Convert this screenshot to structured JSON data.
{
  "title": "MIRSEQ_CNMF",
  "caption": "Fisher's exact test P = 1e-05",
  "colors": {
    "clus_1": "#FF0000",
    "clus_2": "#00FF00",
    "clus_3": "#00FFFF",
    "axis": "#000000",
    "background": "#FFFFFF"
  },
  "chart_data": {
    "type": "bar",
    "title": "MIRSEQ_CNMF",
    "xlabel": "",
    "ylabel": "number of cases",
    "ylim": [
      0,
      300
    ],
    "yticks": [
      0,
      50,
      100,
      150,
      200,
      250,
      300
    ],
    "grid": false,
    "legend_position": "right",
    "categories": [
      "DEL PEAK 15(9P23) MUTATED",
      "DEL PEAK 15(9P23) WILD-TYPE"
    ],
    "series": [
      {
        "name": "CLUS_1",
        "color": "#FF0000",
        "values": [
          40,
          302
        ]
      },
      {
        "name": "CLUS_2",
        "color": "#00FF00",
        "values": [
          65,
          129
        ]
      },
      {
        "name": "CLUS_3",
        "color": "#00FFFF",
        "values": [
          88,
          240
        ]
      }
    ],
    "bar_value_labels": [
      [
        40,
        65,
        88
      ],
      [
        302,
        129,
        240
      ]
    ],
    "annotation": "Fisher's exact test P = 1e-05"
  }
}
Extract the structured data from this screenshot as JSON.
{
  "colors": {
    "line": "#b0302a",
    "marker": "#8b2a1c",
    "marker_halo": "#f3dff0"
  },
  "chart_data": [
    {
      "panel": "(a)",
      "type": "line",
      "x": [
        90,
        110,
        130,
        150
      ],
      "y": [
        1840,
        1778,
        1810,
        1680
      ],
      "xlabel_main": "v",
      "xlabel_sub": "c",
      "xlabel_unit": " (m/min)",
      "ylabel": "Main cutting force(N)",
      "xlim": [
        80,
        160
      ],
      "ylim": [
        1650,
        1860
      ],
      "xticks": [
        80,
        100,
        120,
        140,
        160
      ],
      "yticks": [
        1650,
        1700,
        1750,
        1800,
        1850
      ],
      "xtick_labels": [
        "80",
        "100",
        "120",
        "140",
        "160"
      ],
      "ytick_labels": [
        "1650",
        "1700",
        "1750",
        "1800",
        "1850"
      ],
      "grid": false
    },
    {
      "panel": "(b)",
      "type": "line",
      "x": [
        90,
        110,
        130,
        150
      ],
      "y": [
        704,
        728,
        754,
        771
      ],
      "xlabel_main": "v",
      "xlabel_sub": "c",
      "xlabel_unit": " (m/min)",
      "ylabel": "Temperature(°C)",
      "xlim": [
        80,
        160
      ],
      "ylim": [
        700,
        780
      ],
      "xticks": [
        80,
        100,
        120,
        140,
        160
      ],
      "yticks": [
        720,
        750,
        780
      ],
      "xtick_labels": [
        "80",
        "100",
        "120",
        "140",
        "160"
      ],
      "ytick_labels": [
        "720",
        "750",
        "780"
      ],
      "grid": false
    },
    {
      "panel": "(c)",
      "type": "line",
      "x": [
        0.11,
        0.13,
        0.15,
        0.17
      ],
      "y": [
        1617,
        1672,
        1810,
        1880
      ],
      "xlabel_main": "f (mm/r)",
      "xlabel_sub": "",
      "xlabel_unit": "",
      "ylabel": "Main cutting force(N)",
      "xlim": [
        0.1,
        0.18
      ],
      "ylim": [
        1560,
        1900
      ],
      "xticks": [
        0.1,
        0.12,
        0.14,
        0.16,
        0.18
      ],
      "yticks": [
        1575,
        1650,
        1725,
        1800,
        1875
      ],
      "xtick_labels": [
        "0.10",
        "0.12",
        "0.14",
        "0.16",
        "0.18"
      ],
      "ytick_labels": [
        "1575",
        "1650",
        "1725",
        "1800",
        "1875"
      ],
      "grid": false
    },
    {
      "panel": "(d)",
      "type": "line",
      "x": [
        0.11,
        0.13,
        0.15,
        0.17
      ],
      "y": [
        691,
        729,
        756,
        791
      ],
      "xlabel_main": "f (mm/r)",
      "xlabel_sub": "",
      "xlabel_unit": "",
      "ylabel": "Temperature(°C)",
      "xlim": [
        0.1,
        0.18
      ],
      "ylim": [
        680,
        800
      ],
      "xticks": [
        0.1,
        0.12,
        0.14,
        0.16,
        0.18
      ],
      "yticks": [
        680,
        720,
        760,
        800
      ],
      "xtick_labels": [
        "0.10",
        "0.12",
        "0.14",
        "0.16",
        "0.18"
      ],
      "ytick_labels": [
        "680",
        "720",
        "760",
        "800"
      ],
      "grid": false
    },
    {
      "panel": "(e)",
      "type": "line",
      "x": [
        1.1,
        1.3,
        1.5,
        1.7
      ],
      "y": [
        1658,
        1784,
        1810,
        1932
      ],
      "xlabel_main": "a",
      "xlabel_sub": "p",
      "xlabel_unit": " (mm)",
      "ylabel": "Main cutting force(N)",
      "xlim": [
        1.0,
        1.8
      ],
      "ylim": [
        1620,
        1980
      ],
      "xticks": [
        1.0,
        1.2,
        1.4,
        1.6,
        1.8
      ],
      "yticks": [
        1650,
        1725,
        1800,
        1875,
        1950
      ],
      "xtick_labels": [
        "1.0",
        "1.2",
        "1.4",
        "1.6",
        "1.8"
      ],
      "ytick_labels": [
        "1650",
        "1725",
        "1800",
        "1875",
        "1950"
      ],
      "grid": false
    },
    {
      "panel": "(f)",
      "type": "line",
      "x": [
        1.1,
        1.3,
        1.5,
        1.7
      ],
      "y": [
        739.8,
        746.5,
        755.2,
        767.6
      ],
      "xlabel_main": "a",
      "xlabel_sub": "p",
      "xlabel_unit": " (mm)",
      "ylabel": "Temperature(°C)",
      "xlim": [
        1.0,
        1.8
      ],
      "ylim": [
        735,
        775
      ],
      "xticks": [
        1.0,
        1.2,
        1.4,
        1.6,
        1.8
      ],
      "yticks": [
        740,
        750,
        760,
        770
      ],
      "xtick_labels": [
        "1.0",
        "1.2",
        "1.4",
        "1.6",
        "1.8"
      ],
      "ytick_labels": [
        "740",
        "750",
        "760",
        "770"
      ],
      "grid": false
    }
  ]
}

==============================

_What you have to do_
Pick out each line that holds the string "title".

_Output of the task_
  "title": "MIRSEQ_CNMF",
    "title": "MIRSEQ_CNMF",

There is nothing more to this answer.